Items from a data source

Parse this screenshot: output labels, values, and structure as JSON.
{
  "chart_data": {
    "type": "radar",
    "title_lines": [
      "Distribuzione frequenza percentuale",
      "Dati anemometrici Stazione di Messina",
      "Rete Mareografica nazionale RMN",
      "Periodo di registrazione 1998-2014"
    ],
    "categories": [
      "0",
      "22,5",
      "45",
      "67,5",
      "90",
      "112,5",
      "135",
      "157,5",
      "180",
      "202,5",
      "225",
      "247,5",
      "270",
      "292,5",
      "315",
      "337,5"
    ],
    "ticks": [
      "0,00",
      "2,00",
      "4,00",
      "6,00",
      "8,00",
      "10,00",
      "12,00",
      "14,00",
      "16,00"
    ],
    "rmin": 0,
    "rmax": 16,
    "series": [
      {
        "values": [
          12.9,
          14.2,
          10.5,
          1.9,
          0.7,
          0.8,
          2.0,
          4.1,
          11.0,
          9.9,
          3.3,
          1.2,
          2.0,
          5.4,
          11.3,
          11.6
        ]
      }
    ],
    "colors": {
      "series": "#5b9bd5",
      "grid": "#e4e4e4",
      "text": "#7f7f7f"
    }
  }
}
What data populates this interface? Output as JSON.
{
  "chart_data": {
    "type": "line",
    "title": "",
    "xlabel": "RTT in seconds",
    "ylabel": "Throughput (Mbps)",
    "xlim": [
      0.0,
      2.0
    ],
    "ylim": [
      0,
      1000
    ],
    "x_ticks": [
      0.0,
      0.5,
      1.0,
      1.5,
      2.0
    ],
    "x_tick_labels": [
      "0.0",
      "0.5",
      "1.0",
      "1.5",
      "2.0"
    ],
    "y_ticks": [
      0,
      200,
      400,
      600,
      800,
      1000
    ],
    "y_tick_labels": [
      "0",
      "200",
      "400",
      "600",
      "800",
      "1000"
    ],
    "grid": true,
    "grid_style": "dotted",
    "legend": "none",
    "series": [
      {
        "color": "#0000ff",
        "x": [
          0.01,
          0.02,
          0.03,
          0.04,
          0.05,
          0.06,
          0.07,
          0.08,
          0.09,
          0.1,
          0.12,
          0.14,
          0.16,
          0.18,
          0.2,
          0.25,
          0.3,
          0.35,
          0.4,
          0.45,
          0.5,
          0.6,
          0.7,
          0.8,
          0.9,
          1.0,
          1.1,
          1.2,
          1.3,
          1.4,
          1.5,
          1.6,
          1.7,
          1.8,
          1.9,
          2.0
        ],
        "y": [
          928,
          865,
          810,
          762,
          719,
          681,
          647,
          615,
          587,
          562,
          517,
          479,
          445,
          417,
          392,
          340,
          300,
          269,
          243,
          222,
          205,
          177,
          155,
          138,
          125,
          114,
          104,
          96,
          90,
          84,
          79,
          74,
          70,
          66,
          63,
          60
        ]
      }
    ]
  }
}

#### Aim of the task
Print every entry exactly as written.

#### Result
Parse this screenshot: output labels, values, and structure as JSON.
{
  "chart_data": {
    "type": "radar",
    "title_lines": [
      "Distribuzione frequenza percentuale",
      "Dati anemometrici Stazione di Messina",
      "Rete Mareografica nazionale RMN",
      "Periodo di registrazione 1998-2014"
    ],
    "categories": [
      "0",
      "22,5",
      "45",
      "67,5",
      "90",
      "112,5",
      "135",
      "157,5",
      "180",
      "202,5",
      "225",
      "247,5",
      "270",
      "292,5",
      "315",
      "337,5"
    ],
    "ticks": [
      "0,00",
      "2,00",
      "4,00",
      "6,00",
      "8,00",
      "10,00",
      "12,00",
      "14,00",
      "16,00"
    ],
    "rmin": 0,
    "rmax": 16,
    "series": [
      {
        "values": [
          12.9,
          14.2,
          10.5,
          1.9,
          0.7,
          0.8,
          2.0,
          4.1,
          11.0,
          9.9,
          3.3,
          1.2,
          2.0,
          5.4,
          11.3,
          11.6
        ]
      }
    ],
    "colors": {
      "series": "#5b9bd5",
      "grid": "#e4e4e4",
      "text": "#7f7f7f"
    }
  }
}
What data populates this interface? Output as JSON.
{
  "chart_data": {
    "type": "line",
    "title": "",
    "xlabel": "RTT in seconds",
    "ylabel": "Throughput (Mbps)",
    "xlim": [
      0.0,
      2.0
    ],
    "ylim": [
      0,
      1000
    ],
    "x_ticks": [
      0.0,
      0.5,
      1.0,
      1.5,
      2.0
    ],
    "x_tick_labels": [
      "0.0",
      "0.5",
      "1.0",
      "1.5",
      "2.0"
    ],
    "y_ticks": [
      0,
      200,
      400,
      600,
      800,
      1000
    ],
    "y_tick_labels": [
      "0",
      "200",
      "400",
      "600",
      "800",
      "1000"
    ],
    "grid": true,
    "grid_style": "dotted",
    "legend": "none",
    "series": [
      {
        "color": "#0000ff",
        "x": [
          0.01,
          0.02,
          0.03,
          0.04,
          0.05,
          0.06,
          0.07,
          0.08,
          0.09,
          0.1,
          0.12,
          0.14,
          0.16,
          0.18,
          0.2,
          0.25,
          0.3,
          0.35,
          0.4,
          0.45,
          0.5,
          0.6,
          0.7,
          0.8,
          0.9,
          1.0,
          1.1,
          1.2,
          1.3,
          1.4,
          1.5,
          1.6,
          1.7,
          1.8,
          1.9,
          2.0
        ],
        "y": [
          928,
          865,
          810,
          762,
          719,
          681,
          647,
          615,
          587,
          562,
          517,
          479,
          445,
          417,
          392,
          340,
          300,
          269,
          243,
          222,
          205,
          177,
          155,
          138,
          125,
          114,
          104,
          96,
          90,
          84,
          79,
          74,
          70,
          66,
          63,
          60
        ]
      }
    ]
  }
}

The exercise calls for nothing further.